Dataset rows:
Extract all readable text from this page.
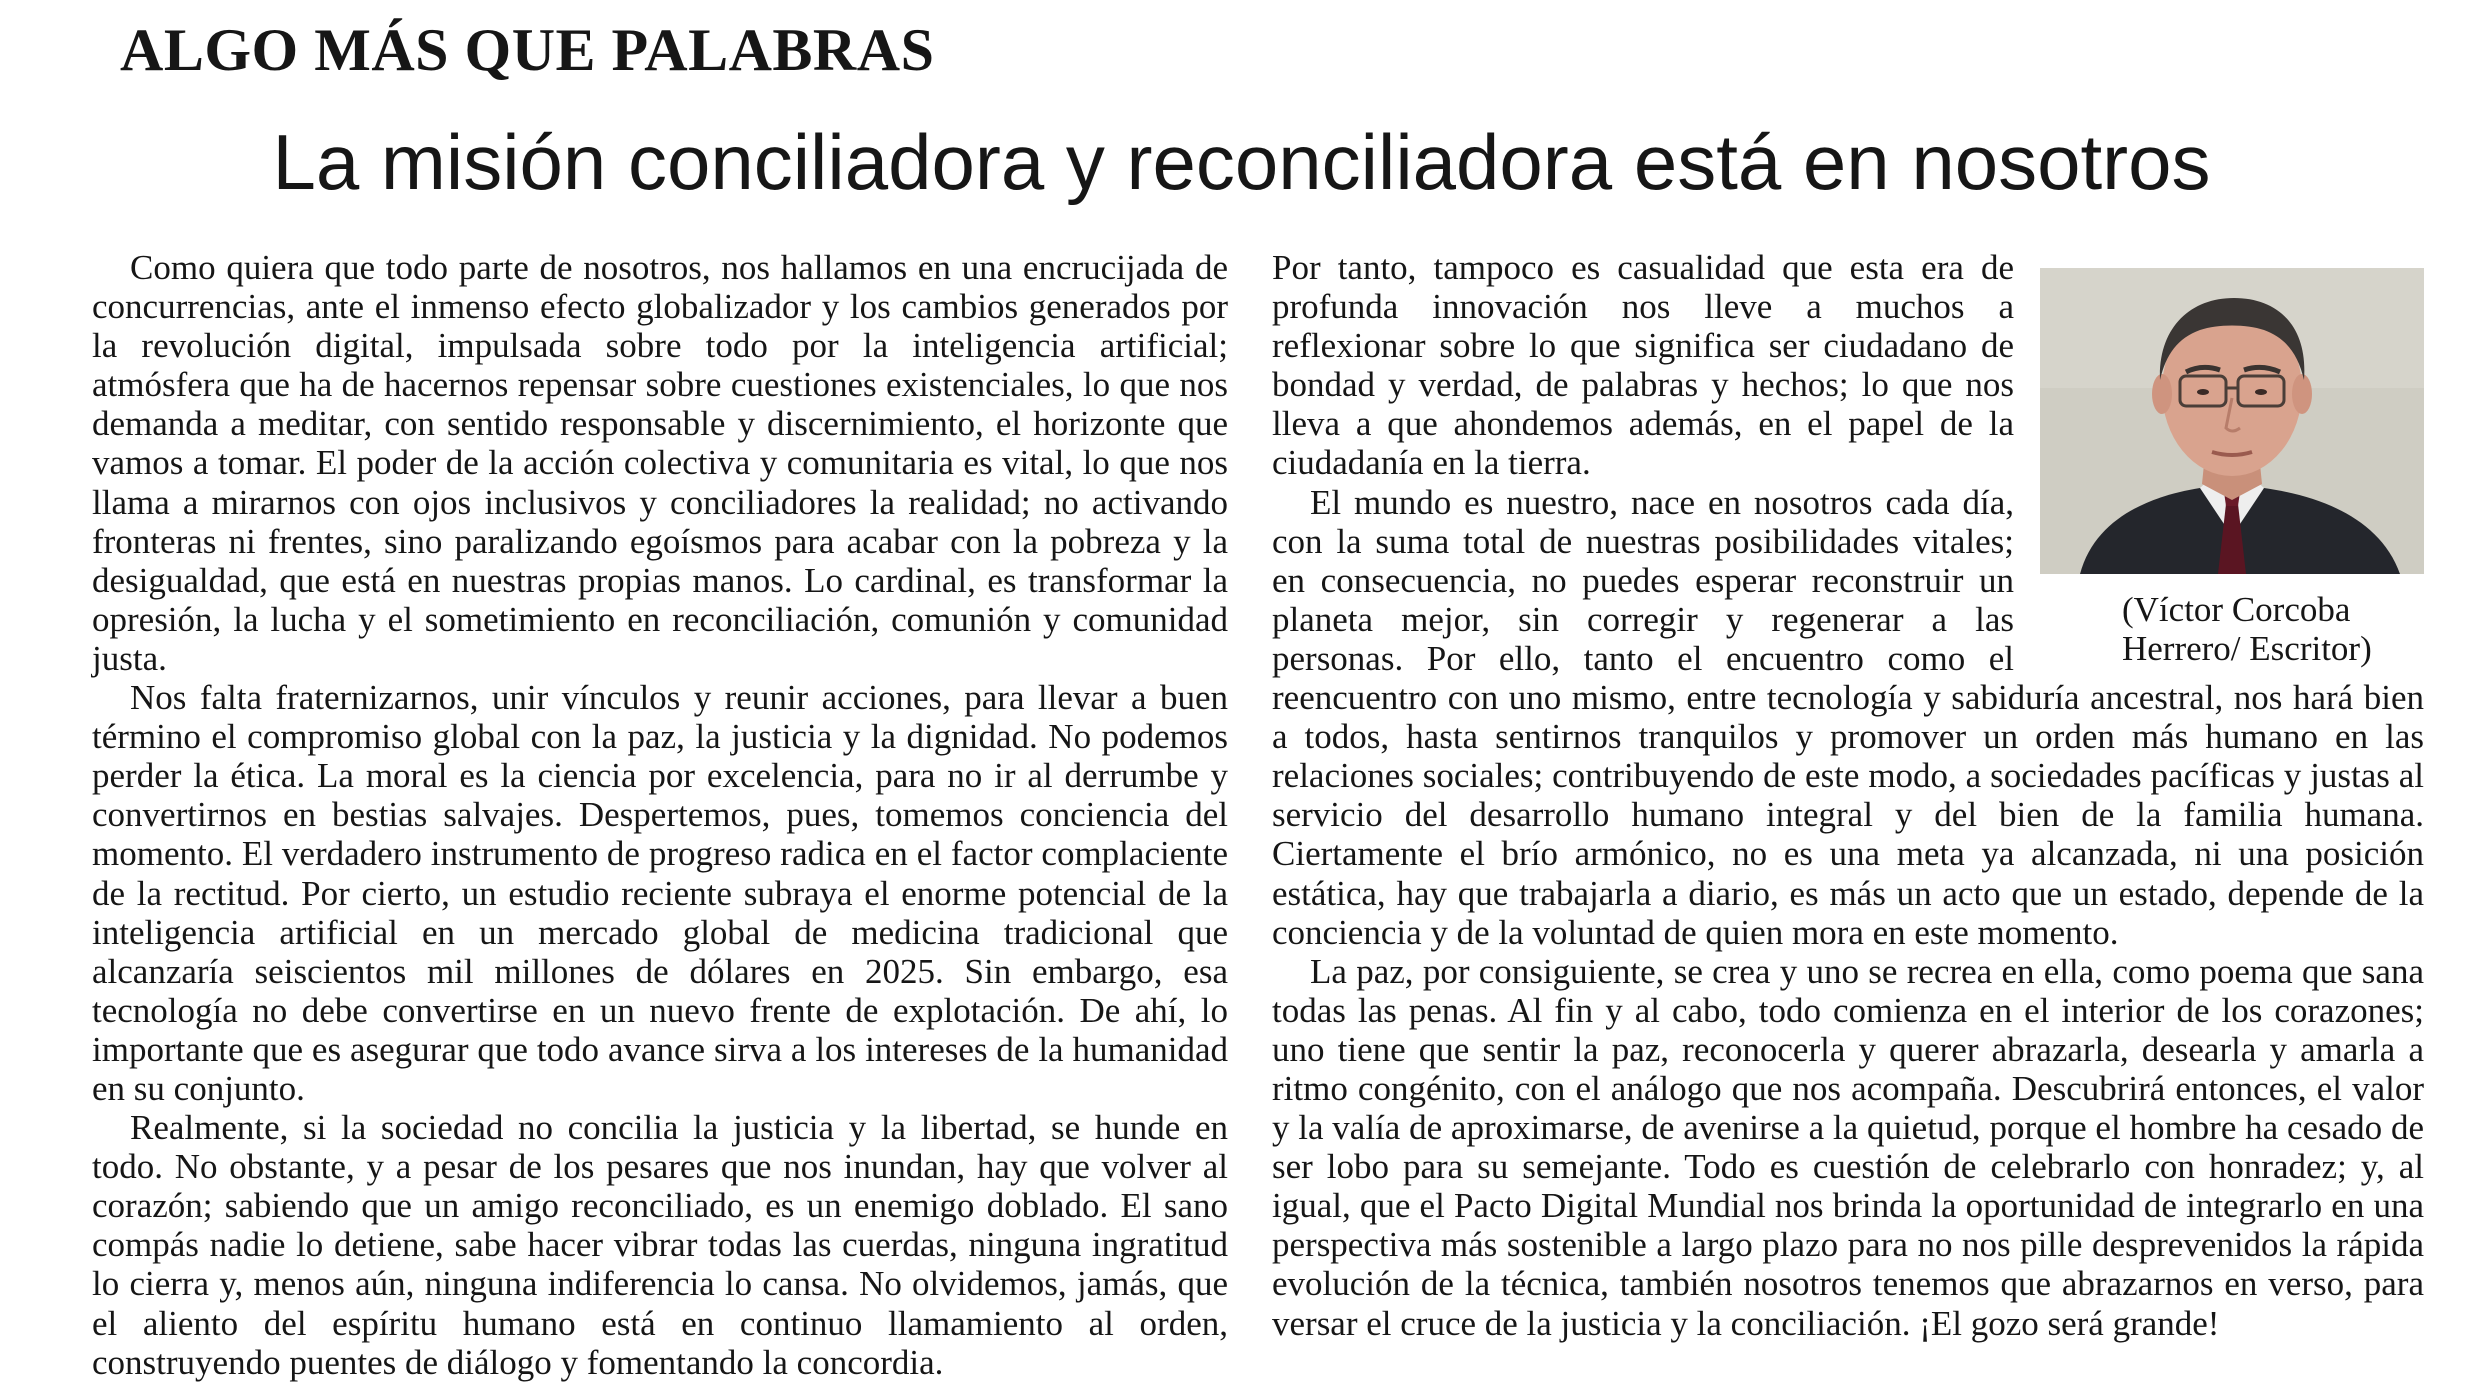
ALGO MÁS QUE PALABRAS
La misión conciliadora y reconciliadora está en nosotros

Como quiera que todo parte de nosotros, nos hallamos en una encrucijada de concurrencias, ante el inmenso efecto globalizador y los cambios generados por la revolución digital, impulsada sobre todo por la inteligencia artificial; atmósfera que ha de hacernos repensar sobre cuestiones existenciales, lo que nos demanda a meditar, con sentido responsable y discernimiento, el horizonte que vamos a tomar. El poder de la acción colectiva y comunitaria es vital, lo que nos llama a mirarnos con ojos inclusivos y conciliadores la realidad; no activando fronteras ni frentes, sino paralizando egoísmos para acabar con la pobreza y la desigualdad, que está en nuestras propias manos. Lo cardinal, es transformar la opresión, la lucha y el sometimiento en reconciliación, comunión y comunidad justa.

Nos falta fraternizarnos, unir vínculos y reunir acciones, para llevar a buen término el compromiso global con la paz, la justicia y la dignidad. No podemos perder la ética. La moral es la ciencia por excelencia, para no ir al derrumbe y convertirnos en bestias salvajes. Despertemos, pues, tomemos conciencia del momento. El verdadero instrumento de progreso radica en el factor complaciente de la rectitud. Por cierto, un estudio reciente subraya el enorme potencial de la inteligencia artificial en un mercado global de medicina tradicional que alcanzaría seiscientos mil millones de dólares en 2025. Sin embargo, esa tecnología no debe convertirse en un nuevo frente de explotación. De ahí, lo importante que es asegurar que todo avance sirva a los intereses de la humanidad en su conjunto.

Realmente, si la sociedad no concilia la justicia y la libertad, se hunde en todo. No obstante, y a pesar de los pesares que nos inundan, hay que volver al corazón; sabiendo que un amigo reconciliado, es un enemigo doblado. El sano compás nadie lo detiene, sabe hacer vibrar todas las cuerdas, ninguna ingratitud lo cierra y, menos aún, ninguna indiferencia lo cansa. No olvidemos, jamás, que el aliento del espíritu humano está en continuo llamamiento al orden, construyendo puentes de diálogo y fomentando la concordia.

(Víctor Corcoba
Herrero/ Escritor)

Por tanto, tampoco es casualidad que esta era de profunda innovación nos lleve a muchos a reflexionar sobre lo que significa ser ciudadano de bondad y verdad, de palabras y hechos; lo que nos lleva a que ahondemos además, en el papel de la ciudadanía en la tierra.

El mundo es nuestro, nace en nosotros cada día, con la suma total de nuestras posibilidades vitales; en consecuencia, no puedes esperar reconstruir un planeta mejor, sin corregir y regenerar a las personas. Por ello, tanto el encuentro como el reencuentro con uno mismo, entre tecnología y sabiduría ancestral, nos hará bien a todos, hasta sentirnos tranquilos y promover un orden más humano en las relaciones sociales; contribuyendo de este modo, a sociedades pacíficas y justas al servicio del desarrollo humano integral y del bien de la familia humana. Ciertamente el brío armónico, no es una meta ya alcanzada, ni una posición estática, hay que trabajarla a diario, es más un acto que un estado, depende de la conciencia y de la voluntad de quien mora en este momento.

La paz, por consiguiente, se crea y uno se recrea en ella, como poema que sana todas las penas. Al fin y al cabo, todo comienza en el interior de los corazones; uno tiene que sentir la paz, reconocerla y querer abrazarla, desearla y amarla a ritmo congénito, con el análogo que nos acompaña. Descubrirá entonces, el valor y la valía de aproximarse, de avenirse a la quietud, porque el hombre ha cesado de ser lobo para su semejante. Todo es cuestión de celebrarlo con honradez; y, al igual, que el Pacto Digital Mundial nos brinda la oportunidad de integrarlo en una perspectiva más sostenible a largo plazo para no nos pille desprevenidos la rápida evolución de la técnica, también nosotros tenemos que abrazarnos en verso, para versar el cruce de la justicia y la conciliación. ¡El gozo será grande!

_Goal_
Repeat each line of the records above exactly, but do not copy the pictures.

_Answer for this exercise_
Extract all readable text from this page.
ALGO MÁS QUE PALABRAS
La misión conciliadora y reconciliadora está en nosotros

Como quiera que todo parte de nosotros, nos hallamos en una encrucijada de concurrencias, ante el inmenso efecto globalizador y los cambios generados por la revolución digital, impulsada sobre todo por la inteligencia artificial; atmósfera que ha de hacernos repensar sobre cuestiones existenciales, lo que nos demanda a meditar, con sentido responsable y discernimiento, el horizonte que vamos a tomar. El poder de la acción colectiva y comunitaria es vital, lo que nos llama a mirarnos con ojos inclusivos y conciliadores la realidad; no activando fronteras ni frentes, sino paralizando egoísmos para acabar con la pobreza y la desigualdad, que está en nuestras propias manos. Lo cardinal, es transformar la opresión, la lucha y el sometimiento en reconciliación, comunión y comunidad justa.

Nos falta fraternizarnos, unir vínculos y reunir acciones, para llevar a buen término el compromiso global con la paz, la justicia y la dignidad. No podemos perder la ética. La moral es la ciencia por excelencia, para no ir al derrumbe y convertirnos en bestias salvajes. Despertemos, pues, tomemos conciencia del momento. El verdadero instrumento de progreso radica en el factor complaciente de la rectitud. Por cierto, un estudio reciente subraya el enorme potencial de la inteligencia artificial en un mercado global de medicina tradicional que alcanzaría seiscientos mil millones de dólares en 2025. Sin embargo, esa tecnología no debe convertirse en un nuevo frente de explotación. De ahí, lo importante que es asegurar que todo avance sirva a los intereses de la humanidad en su conjunto.

Realmente, si la sociedad no concilia la justicia y la libertad, se hunde en todo. No obstante, y a pesar de los pesares que nos inundan, hay que volver al corazón; sabiendo que un amigo reconciliado, es un enemigo doblado. El sano compás nadie lo detiene, sabe hacer vibrar todas las cuerdas, ninguna ingratitud lo cierra y, menos aún, ninguna indiferencia lo cansa. No olvidemos, jamás, que el aliento del espíritu humano está en continuo llamamiento al orden, construyendo puentes de diálogo y fomentando la concordia.

(Víctor Corcoba
Herrero/ Escritor)

Por tanto, tampoco es casualidad que esta era de profunda innovación nos lleve a muchos a reflexionar sobre lo que significa ser ciudadano de bondad y verdad, de palabras y hechos; lo que nos lleva a que ahondemos además, en el papel de la ciudadanía en la tierra.

El mundo es nuestro, nace en nosotros cada día, con la suma total de nuestras posibilidades vitales; en consecuencia, no puedes esperar reconstruir un planeta mejor, sin corregir y regenerar a las personas. Por ello, tanto el encuentro como el reencuentro con uno mismo, entre tecnología y sabiduría ancestral, nos hará bien a todos, hasta sentirnos tranquilos y promover un orden más humano en las relaciones sociales; contribuyendo de este modo, a sociedades pacíficas y justas al servicio del desarrollo humano integral y del bien de la familia humana. Ciertamente el brío armónico, no es una meta ya alcanzada, ni una posición estática, hay que trabajarla a diario, es más un acto que un estado, depende de la conciencia y de la voluntad de quien mora en este momento.

La paz, por consiguiente, se crea y uno se recrea en ella, como poema que sana todas las penas. Al fin y al cabo, todo comienza en el interior de los corazones; uno tiene que sentir la paz, reconocerla y querer abrazarla, desearla y amarla a ritmo congénito, con el análogo que nos acompaña. Descubrirá entonces, el valor y la valía de aproximarse, de avenirse a la quietud, porque el hombre ha cesado de ser lobo para su semejante. Todo es cuestión de celebrarlo con honradez; y, al igual, que el Pacto Digital Mundial nos brinda la oportunidad de integrarlo en una perspectiva más sostenible a largo plazo para no nos pille desprevenidos la rápida evolución de la técnica, también nosotros tenemos que abrazarnos en verso, para versar el cruce de la justicia y la conciliación. ¡El gozo será grande!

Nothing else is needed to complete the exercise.